## The problem:
List every line of the data below that contains the string "most", matching case exactly.

Element region listings:
---

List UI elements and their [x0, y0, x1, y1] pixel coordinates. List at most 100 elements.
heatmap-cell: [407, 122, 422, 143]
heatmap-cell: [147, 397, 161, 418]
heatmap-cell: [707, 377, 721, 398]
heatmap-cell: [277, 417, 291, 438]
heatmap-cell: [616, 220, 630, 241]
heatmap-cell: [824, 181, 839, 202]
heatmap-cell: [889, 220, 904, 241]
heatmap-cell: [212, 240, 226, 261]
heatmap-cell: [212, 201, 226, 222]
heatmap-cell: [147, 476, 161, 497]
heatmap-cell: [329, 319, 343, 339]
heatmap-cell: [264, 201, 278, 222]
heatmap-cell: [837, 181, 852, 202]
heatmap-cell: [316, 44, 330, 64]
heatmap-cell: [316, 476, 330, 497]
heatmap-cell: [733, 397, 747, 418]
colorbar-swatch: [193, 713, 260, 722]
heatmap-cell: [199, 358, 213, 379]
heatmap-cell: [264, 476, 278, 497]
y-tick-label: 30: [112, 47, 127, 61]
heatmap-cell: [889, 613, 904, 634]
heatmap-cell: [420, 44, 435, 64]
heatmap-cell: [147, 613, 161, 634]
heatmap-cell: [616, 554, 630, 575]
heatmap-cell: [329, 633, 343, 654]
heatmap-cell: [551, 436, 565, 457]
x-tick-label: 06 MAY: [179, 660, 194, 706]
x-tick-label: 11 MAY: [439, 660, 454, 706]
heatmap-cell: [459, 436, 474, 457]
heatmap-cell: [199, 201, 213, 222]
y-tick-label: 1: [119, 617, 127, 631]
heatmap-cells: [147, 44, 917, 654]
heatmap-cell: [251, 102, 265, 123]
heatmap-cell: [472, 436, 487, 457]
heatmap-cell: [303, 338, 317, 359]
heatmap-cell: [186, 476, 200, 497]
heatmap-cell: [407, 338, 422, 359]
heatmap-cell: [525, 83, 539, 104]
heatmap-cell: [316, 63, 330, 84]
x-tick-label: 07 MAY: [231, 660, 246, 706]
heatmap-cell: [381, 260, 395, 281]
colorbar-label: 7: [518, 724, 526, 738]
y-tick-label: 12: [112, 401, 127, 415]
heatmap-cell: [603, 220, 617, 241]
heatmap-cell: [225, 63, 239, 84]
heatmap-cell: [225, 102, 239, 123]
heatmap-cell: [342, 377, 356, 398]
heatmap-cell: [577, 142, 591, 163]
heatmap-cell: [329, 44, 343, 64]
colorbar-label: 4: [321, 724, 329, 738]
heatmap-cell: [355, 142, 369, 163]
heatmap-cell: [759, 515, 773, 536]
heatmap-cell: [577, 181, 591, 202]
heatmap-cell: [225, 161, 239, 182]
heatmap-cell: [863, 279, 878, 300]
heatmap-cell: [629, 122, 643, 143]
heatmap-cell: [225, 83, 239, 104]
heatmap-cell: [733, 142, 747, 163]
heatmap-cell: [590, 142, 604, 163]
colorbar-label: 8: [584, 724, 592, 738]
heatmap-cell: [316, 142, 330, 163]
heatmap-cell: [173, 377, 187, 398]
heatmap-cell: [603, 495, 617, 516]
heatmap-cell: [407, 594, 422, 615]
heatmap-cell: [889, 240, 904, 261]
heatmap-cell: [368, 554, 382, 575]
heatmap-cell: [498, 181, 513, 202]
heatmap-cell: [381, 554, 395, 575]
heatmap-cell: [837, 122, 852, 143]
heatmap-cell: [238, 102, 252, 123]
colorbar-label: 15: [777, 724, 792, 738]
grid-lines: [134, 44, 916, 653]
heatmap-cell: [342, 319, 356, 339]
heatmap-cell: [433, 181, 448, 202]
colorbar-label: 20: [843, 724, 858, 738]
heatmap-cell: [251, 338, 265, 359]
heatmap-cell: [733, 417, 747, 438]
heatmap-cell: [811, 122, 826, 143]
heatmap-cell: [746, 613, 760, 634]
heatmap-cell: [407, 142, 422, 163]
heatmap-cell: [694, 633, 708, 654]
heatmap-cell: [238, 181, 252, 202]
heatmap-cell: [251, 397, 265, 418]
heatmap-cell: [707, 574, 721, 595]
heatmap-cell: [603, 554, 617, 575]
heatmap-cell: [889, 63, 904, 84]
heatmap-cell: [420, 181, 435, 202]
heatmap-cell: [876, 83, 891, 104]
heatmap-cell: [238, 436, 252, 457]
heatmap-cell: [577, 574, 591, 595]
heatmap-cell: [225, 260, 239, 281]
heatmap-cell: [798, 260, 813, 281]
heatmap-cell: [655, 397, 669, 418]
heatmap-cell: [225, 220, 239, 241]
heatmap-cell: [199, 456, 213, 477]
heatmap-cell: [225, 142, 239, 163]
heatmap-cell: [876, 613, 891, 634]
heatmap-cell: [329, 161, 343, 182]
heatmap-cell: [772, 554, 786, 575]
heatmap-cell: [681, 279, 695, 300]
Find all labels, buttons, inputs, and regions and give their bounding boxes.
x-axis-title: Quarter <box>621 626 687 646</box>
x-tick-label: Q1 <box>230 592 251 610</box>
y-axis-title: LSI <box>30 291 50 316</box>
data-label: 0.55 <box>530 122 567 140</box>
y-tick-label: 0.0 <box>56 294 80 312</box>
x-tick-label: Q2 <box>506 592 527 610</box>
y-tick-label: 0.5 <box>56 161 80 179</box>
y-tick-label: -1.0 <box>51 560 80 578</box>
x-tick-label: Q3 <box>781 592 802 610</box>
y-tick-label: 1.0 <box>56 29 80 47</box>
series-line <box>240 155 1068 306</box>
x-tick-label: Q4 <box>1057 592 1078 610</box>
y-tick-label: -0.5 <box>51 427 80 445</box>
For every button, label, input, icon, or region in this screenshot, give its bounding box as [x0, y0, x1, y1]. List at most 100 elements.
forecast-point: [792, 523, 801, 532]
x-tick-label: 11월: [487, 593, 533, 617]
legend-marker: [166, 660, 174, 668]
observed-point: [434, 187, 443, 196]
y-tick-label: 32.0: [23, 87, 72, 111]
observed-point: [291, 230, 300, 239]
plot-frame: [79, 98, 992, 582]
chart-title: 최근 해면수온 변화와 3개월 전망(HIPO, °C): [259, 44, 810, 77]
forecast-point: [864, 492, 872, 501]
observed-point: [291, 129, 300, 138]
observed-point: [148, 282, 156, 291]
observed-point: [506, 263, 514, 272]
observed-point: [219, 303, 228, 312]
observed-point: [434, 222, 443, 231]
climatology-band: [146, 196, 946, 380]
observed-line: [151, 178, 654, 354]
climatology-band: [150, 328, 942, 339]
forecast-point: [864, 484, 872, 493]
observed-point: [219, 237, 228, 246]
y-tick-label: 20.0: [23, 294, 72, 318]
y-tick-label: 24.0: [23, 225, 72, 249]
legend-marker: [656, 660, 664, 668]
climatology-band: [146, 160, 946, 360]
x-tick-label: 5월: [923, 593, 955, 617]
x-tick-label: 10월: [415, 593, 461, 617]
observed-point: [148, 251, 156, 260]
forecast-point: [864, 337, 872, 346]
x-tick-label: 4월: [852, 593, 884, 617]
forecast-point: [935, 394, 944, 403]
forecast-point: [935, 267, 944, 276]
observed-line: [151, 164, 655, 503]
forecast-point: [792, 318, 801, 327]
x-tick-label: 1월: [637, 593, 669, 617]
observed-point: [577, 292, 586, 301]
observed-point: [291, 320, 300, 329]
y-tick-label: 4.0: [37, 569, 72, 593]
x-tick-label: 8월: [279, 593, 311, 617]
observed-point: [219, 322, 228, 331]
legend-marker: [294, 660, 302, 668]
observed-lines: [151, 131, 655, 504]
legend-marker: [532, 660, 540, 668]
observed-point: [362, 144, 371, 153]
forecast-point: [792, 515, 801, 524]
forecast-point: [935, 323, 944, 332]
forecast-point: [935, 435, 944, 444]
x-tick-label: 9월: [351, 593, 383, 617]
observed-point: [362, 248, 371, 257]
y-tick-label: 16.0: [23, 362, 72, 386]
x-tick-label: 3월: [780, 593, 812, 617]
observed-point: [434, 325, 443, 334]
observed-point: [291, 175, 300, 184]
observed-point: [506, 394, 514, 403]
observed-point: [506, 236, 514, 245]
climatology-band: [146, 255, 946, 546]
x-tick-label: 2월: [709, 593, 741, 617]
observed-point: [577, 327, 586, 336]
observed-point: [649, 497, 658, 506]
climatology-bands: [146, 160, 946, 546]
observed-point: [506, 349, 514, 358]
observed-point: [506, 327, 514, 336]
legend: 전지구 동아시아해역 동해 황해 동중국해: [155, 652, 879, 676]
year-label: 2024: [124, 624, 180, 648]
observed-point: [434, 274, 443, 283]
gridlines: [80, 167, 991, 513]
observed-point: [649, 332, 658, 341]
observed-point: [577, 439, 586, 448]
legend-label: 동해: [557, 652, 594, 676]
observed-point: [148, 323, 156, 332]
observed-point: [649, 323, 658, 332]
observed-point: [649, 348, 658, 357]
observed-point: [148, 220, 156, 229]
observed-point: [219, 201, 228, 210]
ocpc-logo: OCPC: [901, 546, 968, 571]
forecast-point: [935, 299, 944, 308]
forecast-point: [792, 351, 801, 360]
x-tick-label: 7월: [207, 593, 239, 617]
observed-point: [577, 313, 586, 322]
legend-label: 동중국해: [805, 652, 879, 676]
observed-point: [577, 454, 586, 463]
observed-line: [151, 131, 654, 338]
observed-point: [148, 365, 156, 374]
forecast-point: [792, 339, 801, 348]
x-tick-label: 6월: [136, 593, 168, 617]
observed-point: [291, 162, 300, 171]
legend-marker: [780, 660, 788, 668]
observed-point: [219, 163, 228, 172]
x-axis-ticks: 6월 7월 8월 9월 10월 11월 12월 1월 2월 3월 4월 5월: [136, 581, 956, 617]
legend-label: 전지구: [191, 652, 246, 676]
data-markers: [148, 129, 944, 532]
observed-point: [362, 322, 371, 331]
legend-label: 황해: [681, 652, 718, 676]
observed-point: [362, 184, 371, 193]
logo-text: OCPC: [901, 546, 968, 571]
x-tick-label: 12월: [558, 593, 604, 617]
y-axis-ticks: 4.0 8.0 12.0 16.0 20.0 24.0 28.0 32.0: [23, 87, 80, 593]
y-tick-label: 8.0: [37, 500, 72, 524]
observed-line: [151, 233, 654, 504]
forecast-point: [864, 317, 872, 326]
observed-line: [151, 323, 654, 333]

---

## Solution:
List UI elements and their [x0, y0, x1, y1] pixel coordinates. List at most 100 elements.
For every button, label, input, icon, or region in this screenshot, give its bounding box as [x0, y0, x1, y1]. List at most 100 elements.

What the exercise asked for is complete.